"""
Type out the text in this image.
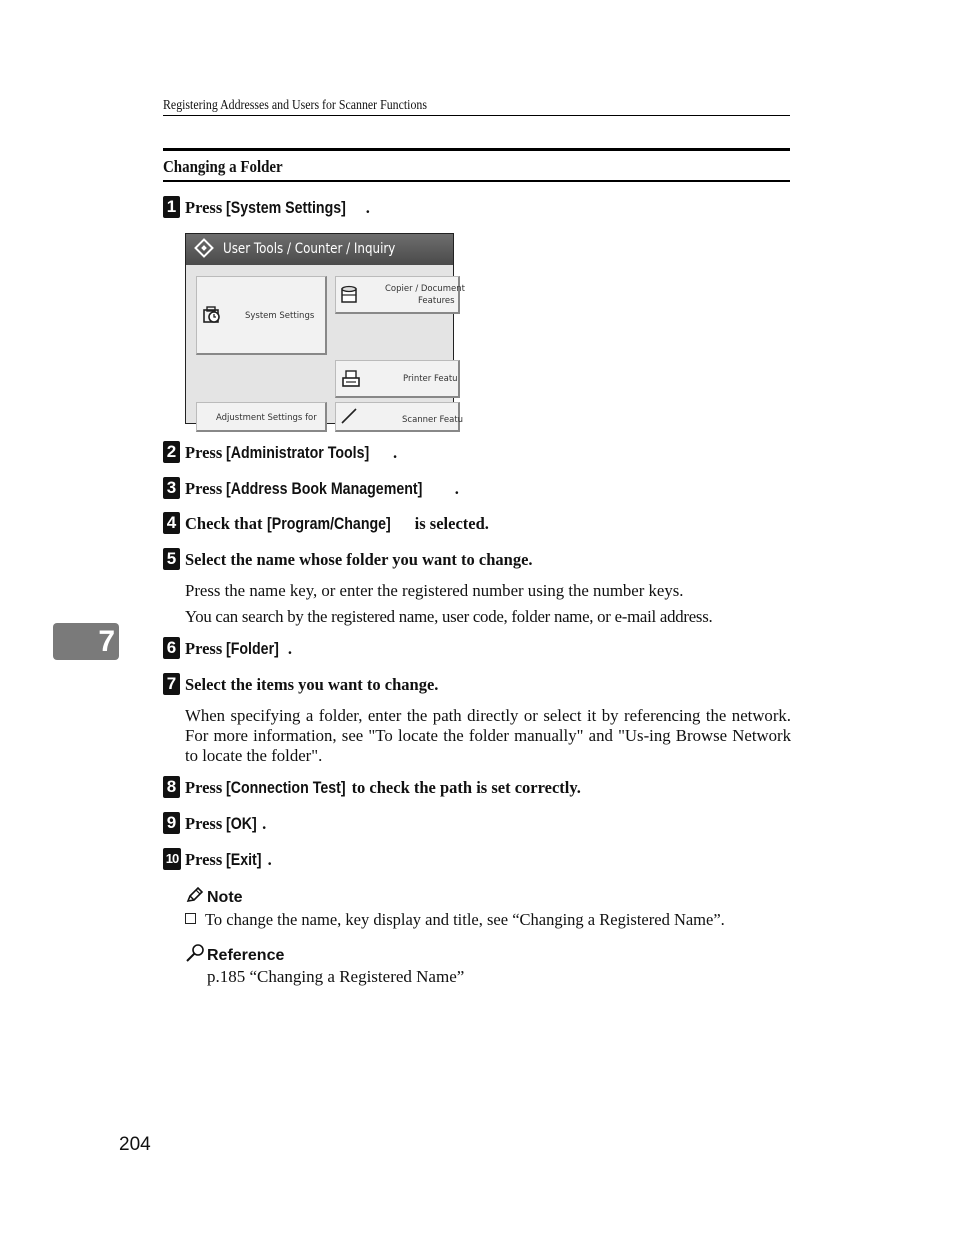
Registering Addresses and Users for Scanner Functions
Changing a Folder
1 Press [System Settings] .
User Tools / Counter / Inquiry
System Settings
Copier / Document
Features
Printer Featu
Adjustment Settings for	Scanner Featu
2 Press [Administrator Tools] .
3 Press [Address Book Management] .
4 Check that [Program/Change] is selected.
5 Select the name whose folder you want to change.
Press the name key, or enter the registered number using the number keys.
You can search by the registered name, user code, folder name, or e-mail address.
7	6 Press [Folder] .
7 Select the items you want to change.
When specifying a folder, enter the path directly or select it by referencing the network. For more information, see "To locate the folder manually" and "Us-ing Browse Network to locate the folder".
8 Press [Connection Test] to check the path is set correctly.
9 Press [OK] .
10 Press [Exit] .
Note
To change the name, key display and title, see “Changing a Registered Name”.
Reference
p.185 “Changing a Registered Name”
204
"""
### PROMPT
Set down all the entries exactly as they appear, but skip any pictures.

### RESULT FOR THIS TASK
Type out the text in this image.
Registering Addresses and Users for Scanner Functions
Changing a Folder
1 Press [System Settings] .
User Tools / Counter / Inquiry
System Settings
Copier / Document
Features
Printer Featu
Adjustment Settings for	Scanner Featu
2 Press [Administrator Tools] .
3 Press [Address Book Management] .
4 Check that [Program/Change] is selected.
5 Select the name whose folder you want to change.
Press the name key, or enter the registered number using the number keys.
You can search by the registered name, user code, folder name, or e-mail address.
7	6 Press [Folder] .
7 Select the items you want to change.
When specifying a folder, enter the path directly or select it by referencing the network. For more information, see "To locate the folder manually" and "Us-ing Browse Network to locate the folder".
8 Press [Connection Test] to check the path is set correctly.
9 Press [OK] .
10 Press [Exit] .
Note
To change the name, key display and title, see “Changing a Registered Name”.
Reference
p.185 “Changing a Registered Name”
204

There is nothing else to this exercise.